▶ [What to work on]:
1. Using the earthing instructions, decide whether each statement below agrees with them. Answer yes or no for (a), (b) and (c), and quote the deciding words of the text.
(a) The hole for the earth pit is dug to a depth of 2500 mm.
(b) The C.R.C. sheets for the cylindrical ring should be about 1000 mm wide.
(c) The lifting handles on the cylindrical ring are made from scrap G.I. wires.
2. According to the earthing instructions, what goes into the bottom 250 mm of the pit?

▶ [Provided text]:

How do you Build Earthing?

The procedure should be followed in order to fill up the new earth pit

1. Dig a hole in the ground that is 2000 mm by 2000 mm by 2500 mm deep. Sprinkle enough water on the bottom and the walls around it so that it becomes wet.

2. Fill the bottom 250 mm of the pit with a mixture of black soft soil, salt, and charcoal pieces made from wood.

3. Prepare the electrode assembly and put the whole assembly in the pit.
4. Gather thin C.R.C. sheets that are between 18 and 20 SWG and 500 mm wide and about 3.5 meters long. Please join three or four pieces together to meet the length requirement of 3.5 meters.
5. Make the Cylindrical Ring by bending both ends of the above sheet and putting them together. The cylinder’s diameter should be about 1000 mm, and its height should be 500 mm. Get two pieces of scrap G.I. wires that are about 8-SWG and make two round lifting handles (Hooks) on the top of the cylindrical ring to make it easier to move.
6. Now, put this cylindrical ring on the electrode pipe of the electrode assembly so that the pipe stays in the middle of the ring.
7. Fill the inside of the cylindrical ring with Mixture I, which is a uniform mix of black soft soil.

8. The other part, which is the space between the walls of the pit and the outside edge of the cylindrical ring, is filled by a mixture-II. After both mixtures have been filled to a height of 500 mm, they need to be rammed and watered in the right way.

▶ [Provided information]:
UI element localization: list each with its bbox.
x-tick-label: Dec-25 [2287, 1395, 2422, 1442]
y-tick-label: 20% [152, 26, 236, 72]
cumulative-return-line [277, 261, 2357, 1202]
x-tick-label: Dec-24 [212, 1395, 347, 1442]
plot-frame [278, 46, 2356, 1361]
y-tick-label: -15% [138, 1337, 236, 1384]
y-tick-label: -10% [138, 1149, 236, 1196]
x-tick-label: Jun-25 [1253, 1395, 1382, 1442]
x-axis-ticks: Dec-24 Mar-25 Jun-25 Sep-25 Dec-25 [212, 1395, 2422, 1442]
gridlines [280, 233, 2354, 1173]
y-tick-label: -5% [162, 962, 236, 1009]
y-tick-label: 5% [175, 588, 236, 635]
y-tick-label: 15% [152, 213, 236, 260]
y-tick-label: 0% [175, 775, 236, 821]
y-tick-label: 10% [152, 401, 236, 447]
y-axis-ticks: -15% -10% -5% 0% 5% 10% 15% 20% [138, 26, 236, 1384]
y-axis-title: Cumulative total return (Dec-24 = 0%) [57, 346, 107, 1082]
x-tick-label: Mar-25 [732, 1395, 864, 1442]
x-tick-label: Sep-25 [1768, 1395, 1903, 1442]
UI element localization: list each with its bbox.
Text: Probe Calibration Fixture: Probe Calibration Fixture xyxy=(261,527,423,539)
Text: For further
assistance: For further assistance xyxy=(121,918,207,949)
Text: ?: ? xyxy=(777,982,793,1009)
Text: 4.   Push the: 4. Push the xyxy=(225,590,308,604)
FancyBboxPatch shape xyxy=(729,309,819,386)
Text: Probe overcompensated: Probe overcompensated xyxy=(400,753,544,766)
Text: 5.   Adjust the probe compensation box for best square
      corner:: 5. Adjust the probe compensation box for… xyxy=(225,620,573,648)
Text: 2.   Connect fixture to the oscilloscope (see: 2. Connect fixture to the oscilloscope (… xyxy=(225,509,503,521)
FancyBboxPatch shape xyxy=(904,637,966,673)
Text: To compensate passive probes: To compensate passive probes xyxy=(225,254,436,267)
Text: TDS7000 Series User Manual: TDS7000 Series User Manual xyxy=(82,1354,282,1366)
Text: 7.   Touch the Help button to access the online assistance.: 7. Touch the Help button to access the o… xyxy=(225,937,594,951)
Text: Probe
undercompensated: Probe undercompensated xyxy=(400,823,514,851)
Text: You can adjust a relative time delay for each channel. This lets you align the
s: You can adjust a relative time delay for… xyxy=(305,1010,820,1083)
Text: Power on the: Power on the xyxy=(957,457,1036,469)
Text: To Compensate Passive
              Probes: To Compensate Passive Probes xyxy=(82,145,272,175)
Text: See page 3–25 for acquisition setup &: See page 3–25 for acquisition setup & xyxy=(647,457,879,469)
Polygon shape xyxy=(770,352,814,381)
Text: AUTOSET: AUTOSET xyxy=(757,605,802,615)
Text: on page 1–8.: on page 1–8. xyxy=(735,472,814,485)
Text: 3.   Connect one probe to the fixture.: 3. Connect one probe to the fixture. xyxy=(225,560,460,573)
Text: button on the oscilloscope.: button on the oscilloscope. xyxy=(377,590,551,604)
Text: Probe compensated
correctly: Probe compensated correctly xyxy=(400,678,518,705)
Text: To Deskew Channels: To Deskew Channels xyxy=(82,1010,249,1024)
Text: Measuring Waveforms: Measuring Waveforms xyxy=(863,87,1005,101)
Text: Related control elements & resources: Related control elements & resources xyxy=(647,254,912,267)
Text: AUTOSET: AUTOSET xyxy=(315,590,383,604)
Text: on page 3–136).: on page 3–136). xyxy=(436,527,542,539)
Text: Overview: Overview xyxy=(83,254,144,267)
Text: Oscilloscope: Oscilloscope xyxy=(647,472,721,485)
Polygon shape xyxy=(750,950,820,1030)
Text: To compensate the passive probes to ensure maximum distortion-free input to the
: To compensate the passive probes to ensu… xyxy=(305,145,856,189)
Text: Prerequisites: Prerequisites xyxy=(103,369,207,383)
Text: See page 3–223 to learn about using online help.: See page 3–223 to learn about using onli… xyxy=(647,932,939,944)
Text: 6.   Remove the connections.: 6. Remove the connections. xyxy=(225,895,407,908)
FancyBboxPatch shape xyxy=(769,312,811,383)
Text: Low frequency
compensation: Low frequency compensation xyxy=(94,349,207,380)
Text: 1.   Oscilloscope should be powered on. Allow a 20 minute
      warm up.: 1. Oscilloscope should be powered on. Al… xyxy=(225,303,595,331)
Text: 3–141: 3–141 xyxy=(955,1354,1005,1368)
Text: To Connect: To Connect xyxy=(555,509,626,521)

▶ [Written answers]:
1.
(a) Yes: "Dig a hole in the ground that is 2000 mm by 2000 mm by 2500 mm deep."
(b) No: "between 18 and 20 SWG and 500 mm wide and about 3.5 meters long"
(c) Yes: "Get two pieces of scrap G.I. wires that are about 8-SWG and make two round lifting handles (Hooks)"

2. A mixture of black soft soil, salt, and charcoal pieces made from wood.